* DATA RECORDS:
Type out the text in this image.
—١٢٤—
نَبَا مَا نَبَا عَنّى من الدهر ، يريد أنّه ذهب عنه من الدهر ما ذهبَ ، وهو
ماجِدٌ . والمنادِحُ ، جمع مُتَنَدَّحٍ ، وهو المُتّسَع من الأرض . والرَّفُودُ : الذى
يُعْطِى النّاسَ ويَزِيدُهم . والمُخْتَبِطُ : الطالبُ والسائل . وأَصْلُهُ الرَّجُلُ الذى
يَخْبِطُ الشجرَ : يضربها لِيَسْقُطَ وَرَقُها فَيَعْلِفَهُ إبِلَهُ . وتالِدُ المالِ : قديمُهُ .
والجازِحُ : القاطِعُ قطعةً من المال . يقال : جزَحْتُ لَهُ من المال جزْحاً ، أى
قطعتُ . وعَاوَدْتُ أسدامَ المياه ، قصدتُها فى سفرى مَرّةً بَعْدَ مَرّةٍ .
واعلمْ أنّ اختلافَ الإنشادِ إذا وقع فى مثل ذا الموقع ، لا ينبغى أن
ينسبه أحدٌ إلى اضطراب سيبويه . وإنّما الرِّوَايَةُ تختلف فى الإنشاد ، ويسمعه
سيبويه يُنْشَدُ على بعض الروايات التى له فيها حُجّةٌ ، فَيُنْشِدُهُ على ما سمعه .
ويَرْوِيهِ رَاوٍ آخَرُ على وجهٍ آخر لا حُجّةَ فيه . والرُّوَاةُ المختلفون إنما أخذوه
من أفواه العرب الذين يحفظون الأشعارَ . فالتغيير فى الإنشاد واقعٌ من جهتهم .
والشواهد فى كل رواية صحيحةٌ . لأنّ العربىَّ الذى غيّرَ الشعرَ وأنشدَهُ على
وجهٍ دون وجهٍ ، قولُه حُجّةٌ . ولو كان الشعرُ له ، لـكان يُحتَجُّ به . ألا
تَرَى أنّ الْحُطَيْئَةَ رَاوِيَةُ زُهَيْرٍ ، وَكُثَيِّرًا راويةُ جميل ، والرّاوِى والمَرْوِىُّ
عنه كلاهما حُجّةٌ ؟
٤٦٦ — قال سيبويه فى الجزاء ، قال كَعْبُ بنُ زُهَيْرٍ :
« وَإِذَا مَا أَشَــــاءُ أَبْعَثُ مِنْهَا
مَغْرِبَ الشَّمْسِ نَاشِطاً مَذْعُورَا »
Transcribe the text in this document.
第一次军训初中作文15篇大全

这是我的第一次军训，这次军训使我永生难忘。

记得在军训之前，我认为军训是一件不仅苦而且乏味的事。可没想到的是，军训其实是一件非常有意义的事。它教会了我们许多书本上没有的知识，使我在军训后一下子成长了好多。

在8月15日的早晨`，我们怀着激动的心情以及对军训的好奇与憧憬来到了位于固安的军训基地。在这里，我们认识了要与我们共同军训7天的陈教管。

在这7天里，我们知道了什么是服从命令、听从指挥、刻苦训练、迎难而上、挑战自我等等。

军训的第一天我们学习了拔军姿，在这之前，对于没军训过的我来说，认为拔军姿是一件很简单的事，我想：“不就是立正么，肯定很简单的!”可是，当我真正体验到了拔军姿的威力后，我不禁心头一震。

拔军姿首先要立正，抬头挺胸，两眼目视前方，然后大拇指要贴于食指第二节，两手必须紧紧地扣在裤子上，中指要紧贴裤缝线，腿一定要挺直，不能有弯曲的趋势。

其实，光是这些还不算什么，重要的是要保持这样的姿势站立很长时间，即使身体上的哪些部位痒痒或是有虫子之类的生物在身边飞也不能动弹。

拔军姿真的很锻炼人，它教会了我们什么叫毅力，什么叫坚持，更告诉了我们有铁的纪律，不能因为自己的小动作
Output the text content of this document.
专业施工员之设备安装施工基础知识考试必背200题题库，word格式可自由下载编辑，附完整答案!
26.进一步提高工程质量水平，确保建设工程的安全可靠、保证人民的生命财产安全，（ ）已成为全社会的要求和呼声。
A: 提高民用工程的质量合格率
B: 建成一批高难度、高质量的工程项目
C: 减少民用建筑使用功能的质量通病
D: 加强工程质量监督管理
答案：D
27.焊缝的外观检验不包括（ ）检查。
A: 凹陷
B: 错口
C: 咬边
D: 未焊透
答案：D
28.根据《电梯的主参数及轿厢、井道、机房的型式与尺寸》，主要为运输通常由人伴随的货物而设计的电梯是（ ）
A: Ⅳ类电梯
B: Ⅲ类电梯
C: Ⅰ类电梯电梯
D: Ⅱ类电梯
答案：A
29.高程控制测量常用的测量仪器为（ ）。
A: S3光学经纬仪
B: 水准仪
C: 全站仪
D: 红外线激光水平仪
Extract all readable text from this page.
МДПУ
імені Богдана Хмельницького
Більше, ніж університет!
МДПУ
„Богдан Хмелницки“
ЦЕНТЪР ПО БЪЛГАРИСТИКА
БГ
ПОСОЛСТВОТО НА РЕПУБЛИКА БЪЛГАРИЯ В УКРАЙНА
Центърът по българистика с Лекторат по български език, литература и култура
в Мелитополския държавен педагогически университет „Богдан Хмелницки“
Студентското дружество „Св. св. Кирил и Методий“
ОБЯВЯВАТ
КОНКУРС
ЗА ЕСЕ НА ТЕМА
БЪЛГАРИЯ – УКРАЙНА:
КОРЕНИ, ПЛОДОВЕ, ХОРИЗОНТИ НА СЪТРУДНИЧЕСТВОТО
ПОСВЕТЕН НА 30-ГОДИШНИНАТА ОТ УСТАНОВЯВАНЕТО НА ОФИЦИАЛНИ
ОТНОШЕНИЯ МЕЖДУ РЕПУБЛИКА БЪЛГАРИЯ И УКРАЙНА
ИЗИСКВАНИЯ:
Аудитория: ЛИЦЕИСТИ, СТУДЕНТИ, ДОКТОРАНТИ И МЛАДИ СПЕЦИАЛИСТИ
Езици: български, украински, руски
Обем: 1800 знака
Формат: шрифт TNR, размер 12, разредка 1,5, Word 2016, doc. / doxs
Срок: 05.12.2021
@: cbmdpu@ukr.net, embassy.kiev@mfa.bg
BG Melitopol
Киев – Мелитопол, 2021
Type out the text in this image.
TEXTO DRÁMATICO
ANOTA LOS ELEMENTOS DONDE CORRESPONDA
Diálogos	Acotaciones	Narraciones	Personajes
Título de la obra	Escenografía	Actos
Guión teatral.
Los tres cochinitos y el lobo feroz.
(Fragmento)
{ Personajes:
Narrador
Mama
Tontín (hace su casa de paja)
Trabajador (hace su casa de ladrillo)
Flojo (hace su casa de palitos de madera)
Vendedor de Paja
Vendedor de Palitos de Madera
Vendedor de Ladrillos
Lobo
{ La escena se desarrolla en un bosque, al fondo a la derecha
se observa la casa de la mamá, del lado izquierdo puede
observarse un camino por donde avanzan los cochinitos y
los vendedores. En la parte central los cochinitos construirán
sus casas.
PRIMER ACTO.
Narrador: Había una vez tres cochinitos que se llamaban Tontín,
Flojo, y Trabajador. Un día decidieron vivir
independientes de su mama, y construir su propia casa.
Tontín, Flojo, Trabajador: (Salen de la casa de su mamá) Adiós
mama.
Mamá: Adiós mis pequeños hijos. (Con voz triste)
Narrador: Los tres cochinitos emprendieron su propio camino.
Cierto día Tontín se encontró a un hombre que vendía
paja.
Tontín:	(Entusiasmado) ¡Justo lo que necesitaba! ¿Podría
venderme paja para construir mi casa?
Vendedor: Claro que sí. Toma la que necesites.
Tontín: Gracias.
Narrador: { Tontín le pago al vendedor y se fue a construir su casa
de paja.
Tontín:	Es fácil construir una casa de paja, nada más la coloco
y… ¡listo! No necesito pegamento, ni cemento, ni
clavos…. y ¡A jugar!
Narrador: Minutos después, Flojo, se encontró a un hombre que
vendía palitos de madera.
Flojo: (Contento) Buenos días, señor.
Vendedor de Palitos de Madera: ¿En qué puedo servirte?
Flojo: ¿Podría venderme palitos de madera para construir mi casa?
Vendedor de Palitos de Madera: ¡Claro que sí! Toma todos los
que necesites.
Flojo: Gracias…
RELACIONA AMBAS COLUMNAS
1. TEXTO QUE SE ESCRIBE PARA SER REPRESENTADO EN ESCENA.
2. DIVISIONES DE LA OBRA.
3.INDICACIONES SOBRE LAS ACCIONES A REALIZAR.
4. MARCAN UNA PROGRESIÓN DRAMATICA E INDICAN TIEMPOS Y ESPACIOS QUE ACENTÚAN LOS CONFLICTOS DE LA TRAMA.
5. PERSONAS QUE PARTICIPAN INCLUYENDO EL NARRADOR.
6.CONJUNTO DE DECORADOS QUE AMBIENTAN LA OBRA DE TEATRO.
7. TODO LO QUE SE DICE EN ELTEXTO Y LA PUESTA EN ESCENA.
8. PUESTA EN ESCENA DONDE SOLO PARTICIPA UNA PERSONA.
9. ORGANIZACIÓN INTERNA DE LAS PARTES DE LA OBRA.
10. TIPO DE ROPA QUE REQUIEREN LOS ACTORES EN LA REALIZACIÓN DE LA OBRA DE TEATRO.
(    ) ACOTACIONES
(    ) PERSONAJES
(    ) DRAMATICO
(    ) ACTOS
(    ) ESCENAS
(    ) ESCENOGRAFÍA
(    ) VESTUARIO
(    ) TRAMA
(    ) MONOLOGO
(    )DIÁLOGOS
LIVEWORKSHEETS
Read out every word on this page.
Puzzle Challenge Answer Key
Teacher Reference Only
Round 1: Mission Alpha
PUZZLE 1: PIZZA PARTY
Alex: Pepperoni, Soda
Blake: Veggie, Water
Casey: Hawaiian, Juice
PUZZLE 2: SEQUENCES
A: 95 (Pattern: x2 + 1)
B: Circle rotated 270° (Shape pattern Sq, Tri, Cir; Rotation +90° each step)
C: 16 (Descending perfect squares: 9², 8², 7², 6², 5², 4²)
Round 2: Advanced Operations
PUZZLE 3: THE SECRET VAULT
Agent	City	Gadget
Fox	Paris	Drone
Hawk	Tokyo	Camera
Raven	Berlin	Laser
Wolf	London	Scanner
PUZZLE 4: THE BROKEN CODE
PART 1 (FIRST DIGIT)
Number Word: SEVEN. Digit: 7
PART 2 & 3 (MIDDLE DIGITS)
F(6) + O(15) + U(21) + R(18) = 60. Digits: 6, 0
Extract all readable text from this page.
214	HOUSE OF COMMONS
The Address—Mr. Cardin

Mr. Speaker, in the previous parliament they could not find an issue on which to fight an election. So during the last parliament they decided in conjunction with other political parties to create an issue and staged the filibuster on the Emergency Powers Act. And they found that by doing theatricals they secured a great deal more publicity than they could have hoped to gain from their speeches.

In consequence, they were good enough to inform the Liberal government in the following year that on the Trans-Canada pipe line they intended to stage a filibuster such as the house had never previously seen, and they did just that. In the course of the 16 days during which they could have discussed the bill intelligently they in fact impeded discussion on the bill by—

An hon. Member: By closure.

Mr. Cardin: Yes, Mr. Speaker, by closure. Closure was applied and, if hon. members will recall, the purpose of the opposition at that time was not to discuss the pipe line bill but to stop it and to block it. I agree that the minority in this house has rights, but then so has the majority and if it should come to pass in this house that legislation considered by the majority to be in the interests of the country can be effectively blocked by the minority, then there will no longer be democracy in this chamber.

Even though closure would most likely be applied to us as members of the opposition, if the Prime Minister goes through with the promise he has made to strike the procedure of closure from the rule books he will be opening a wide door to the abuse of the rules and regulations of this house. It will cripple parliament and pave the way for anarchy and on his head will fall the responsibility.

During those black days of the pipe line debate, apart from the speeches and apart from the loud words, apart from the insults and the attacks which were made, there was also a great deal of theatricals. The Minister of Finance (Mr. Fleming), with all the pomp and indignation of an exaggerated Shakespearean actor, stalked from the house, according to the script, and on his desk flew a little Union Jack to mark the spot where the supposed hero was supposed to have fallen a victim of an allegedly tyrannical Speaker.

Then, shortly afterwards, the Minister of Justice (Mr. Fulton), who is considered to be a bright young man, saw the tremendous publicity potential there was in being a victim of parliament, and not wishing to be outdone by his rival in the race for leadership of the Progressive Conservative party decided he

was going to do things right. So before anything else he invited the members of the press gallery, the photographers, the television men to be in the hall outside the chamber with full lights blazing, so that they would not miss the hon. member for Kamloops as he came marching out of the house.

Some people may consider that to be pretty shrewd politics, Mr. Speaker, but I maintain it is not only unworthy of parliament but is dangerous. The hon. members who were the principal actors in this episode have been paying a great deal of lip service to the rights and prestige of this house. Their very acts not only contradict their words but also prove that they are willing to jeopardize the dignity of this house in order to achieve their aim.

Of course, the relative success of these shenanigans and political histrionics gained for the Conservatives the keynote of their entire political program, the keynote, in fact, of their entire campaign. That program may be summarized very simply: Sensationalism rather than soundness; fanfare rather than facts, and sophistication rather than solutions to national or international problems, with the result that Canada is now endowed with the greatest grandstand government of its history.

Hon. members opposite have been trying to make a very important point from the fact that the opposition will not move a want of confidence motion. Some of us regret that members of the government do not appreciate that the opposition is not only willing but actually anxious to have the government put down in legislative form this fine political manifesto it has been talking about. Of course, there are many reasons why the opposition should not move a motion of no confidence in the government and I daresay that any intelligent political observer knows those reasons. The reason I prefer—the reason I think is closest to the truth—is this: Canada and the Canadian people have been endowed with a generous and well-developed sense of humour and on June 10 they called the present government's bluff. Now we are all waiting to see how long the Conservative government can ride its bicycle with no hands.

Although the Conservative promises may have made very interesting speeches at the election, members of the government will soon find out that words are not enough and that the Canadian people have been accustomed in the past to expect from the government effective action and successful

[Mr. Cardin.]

* AIM: Show every line that contains the word "hombre".

* FINISHED ANSWER:
Cierto día Tontín se encontró a un hombre que vendía
Narrador: Minutos después, Flojo, se encontró a un hombre que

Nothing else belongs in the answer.